Task instructions: In the entries, find all lines that hold the word "name" and copy them.

Information provided:
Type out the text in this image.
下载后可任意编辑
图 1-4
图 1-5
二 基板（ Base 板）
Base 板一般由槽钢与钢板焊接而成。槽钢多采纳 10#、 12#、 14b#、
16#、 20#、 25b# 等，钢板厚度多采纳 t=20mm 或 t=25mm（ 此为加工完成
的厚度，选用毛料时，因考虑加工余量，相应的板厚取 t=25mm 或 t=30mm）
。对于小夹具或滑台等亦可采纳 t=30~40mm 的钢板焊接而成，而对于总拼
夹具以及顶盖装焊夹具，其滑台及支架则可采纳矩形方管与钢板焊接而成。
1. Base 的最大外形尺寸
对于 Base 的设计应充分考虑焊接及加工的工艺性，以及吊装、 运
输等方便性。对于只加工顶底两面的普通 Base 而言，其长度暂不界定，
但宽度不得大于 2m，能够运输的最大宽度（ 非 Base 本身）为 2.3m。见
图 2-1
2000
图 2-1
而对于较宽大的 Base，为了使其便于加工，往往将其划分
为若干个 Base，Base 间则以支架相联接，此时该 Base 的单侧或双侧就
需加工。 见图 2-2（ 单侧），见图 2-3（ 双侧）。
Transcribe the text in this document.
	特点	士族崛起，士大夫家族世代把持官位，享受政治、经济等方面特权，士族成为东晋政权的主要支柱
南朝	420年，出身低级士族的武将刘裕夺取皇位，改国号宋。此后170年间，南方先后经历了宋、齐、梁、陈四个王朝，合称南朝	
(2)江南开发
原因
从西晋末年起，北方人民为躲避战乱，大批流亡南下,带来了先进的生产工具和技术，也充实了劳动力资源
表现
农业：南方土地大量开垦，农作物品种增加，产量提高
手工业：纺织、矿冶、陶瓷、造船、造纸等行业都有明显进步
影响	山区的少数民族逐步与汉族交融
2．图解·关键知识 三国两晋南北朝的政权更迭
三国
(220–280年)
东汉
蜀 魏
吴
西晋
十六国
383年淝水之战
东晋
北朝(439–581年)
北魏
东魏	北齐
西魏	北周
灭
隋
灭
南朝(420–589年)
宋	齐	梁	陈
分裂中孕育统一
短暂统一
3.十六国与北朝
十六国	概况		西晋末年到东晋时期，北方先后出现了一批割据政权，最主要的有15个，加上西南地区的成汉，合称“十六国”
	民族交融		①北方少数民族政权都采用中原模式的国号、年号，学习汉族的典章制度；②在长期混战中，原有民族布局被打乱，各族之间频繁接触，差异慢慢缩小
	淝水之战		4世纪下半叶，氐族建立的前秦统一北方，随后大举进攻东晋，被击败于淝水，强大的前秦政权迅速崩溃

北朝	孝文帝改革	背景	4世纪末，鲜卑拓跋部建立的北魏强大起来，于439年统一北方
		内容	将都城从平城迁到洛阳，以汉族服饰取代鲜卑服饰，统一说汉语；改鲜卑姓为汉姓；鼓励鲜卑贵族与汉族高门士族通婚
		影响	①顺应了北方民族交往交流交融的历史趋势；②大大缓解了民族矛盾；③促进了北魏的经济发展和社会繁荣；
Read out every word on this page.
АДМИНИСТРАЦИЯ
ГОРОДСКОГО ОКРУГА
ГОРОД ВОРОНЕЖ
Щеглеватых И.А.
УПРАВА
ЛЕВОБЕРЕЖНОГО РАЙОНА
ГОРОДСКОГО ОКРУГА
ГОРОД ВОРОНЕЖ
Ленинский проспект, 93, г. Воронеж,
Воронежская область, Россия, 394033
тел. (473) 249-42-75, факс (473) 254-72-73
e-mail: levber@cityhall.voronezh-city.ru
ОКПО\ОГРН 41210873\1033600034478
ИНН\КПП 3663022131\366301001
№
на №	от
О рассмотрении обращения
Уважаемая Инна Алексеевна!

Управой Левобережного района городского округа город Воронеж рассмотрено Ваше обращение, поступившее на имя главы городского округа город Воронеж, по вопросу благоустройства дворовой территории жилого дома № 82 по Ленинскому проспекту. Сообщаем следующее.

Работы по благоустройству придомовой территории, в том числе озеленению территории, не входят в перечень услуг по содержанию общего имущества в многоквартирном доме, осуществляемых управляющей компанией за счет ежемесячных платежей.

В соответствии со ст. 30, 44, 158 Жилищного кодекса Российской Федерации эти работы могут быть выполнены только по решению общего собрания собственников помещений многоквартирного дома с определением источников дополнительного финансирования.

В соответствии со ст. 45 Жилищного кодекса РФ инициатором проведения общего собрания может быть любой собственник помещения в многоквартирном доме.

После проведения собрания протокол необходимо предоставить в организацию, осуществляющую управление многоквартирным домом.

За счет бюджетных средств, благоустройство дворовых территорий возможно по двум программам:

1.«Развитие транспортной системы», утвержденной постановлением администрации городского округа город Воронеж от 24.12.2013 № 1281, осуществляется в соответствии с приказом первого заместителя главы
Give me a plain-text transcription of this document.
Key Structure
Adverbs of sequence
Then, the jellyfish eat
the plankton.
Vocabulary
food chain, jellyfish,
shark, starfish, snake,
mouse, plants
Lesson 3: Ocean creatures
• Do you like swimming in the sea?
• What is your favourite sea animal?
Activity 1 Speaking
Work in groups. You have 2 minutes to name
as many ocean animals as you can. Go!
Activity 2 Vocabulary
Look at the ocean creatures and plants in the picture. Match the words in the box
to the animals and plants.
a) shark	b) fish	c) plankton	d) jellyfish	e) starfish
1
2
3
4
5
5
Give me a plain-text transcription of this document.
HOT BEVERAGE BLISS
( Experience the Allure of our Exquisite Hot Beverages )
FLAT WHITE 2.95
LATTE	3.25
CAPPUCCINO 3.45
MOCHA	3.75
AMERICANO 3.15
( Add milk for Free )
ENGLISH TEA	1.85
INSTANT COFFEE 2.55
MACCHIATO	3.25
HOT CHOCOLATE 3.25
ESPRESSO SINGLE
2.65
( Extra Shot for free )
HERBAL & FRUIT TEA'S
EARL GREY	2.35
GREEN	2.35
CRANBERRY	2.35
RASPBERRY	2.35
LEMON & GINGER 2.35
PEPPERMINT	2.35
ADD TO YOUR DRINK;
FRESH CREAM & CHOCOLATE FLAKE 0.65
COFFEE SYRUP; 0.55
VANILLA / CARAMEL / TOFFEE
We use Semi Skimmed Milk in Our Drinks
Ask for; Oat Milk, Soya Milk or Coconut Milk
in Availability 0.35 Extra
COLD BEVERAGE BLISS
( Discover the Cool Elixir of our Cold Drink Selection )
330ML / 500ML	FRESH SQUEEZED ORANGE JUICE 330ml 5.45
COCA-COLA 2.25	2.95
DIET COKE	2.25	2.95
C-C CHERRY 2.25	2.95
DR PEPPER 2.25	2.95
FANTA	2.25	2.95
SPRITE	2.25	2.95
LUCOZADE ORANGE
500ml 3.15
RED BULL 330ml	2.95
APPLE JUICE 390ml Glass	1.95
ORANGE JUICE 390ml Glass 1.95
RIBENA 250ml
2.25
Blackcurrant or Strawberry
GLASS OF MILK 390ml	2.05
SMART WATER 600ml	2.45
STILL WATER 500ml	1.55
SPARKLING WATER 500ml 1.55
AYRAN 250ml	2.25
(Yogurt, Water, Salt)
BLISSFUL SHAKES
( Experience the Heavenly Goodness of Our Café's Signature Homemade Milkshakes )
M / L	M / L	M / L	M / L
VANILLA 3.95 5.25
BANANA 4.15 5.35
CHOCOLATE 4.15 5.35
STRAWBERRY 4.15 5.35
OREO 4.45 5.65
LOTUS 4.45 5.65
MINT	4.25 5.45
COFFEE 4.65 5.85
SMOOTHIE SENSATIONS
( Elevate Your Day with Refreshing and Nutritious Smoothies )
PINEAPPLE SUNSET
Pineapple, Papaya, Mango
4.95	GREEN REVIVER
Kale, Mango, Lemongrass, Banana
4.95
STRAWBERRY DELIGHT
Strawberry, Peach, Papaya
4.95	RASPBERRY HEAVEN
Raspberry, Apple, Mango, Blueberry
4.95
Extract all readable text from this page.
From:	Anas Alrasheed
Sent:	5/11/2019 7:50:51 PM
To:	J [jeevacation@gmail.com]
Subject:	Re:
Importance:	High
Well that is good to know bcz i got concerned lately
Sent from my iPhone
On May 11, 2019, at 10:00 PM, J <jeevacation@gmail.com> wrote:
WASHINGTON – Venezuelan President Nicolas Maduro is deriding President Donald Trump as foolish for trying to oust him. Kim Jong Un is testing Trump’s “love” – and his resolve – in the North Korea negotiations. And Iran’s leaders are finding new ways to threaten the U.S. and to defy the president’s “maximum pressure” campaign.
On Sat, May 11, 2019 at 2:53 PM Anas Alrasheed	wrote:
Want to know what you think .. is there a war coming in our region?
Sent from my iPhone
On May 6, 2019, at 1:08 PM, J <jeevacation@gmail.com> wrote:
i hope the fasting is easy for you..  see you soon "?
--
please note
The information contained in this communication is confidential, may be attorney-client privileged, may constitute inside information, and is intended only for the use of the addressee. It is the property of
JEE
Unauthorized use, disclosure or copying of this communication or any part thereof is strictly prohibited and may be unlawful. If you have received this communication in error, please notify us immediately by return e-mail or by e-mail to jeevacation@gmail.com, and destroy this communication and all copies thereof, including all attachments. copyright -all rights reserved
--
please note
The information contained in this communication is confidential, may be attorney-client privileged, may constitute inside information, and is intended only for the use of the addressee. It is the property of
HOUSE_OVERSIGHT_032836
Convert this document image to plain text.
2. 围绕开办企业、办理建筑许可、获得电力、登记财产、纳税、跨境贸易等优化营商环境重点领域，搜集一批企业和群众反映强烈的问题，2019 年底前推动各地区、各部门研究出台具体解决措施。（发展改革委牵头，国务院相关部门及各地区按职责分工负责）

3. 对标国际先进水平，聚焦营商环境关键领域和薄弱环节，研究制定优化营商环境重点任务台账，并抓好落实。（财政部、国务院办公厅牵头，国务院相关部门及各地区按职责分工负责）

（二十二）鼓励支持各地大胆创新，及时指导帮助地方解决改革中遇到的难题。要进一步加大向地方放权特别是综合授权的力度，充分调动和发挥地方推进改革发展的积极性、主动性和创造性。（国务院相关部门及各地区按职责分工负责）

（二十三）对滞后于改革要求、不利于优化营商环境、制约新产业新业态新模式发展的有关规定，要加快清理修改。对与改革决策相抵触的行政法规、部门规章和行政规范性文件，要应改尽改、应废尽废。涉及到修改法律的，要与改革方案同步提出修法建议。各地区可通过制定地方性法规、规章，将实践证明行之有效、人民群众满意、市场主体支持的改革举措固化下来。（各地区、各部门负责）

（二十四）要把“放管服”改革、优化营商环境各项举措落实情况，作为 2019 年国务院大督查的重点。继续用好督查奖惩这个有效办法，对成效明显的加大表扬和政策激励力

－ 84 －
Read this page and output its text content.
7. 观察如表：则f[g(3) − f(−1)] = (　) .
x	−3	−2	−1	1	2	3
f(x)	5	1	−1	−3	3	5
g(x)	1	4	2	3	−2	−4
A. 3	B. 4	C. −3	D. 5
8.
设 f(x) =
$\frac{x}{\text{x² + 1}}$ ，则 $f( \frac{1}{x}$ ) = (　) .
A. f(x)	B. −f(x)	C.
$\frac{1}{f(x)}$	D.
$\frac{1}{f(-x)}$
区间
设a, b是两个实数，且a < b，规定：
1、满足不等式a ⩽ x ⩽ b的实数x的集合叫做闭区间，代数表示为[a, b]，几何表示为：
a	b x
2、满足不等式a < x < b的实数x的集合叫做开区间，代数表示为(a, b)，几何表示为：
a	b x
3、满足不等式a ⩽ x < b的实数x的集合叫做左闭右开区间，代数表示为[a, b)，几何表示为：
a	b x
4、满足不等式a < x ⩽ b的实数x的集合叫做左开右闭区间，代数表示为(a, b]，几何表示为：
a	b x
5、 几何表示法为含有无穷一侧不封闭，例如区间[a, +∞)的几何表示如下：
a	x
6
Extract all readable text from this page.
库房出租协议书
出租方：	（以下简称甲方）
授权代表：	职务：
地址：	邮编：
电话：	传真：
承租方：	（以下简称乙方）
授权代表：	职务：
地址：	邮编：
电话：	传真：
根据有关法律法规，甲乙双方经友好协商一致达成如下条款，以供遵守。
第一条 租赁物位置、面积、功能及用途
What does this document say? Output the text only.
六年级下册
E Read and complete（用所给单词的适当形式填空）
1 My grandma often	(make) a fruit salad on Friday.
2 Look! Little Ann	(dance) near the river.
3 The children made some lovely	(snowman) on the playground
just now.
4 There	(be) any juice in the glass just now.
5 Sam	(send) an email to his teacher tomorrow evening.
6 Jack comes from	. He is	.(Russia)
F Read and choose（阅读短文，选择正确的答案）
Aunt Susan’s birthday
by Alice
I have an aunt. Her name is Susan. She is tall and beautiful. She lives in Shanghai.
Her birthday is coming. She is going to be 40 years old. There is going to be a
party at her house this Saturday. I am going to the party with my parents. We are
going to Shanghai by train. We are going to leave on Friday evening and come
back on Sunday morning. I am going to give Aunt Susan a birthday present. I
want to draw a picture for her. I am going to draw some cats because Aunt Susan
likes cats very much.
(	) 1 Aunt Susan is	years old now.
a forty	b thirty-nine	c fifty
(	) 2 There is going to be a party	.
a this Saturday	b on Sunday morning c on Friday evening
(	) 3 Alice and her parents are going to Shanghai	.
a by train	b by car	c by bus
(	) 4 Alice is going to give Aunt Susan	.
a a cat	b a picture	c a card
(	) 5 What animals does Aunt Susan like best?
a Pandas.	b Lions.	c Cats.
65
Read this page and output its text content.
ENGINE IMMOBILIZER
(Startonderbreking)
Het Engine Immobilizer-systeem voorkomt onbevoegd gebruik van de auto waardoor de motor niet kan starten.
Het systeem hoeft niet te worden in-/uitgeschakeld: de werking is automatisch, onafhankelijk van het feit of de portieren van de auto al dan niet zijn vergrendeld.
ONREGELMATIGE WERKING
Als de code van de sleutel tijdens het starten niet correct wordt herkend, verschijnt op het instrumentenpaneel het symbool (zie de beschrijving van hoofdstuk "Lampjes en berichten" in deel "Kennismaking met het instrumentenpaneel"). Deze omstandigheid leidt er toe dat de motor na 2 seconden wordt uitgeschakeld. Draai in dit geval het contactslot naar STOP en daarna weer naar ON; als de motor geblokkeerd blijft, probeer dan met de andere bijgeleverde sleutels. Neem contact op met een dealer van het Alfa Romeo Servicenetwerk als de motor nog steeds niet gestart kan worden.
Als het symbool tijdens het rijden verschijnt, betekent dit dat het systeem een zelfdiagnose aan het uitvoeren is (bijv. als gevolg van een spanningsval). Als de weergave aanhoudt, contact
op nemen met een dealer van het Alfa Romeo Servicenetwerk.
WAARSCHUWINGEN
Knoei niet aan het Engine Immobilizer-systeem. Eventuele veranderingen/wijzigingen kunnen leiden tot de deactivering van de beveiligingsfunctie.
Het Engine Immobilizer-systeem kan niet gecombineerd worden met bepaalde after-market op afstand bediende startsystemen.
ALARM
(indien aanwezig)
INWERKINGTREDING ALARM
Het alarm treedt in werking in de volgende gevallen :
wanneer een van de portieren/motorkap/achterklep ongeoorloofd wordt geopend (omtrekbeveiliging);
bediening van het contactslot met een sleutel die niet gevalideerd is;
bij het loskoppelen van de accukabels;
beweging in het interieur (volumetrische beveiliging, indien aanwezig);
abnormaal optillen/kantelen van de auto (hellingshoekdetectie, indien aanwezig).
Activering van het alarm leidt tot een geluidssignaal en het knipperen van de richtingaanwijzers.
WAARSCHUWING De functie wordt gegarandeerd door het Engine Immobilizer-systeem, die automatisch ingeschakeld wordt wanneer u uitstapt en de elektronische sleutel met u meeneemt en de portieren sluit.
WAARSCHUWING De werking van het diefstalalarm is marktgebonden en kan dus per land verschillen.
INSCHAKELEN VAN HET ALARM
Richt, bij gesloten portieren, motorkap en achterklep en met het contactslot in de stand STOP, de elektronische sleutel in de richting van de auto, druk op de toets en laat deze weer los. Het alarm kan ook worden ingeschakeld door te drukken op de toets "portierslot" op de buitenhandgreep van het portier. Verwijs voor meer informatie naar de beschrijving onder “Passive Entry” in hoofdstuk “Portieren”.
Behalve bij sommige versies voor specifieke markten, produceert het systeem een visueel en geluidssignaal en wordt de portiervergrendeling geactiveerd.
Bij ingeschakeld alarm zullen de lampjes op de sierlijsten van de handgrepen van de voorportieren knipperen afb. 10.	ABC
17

Task result:
Work in groups. You have 2 minutes to name
I have an aunt. Her name is Susan. She is tall and beautiful. She lives in Shanghai.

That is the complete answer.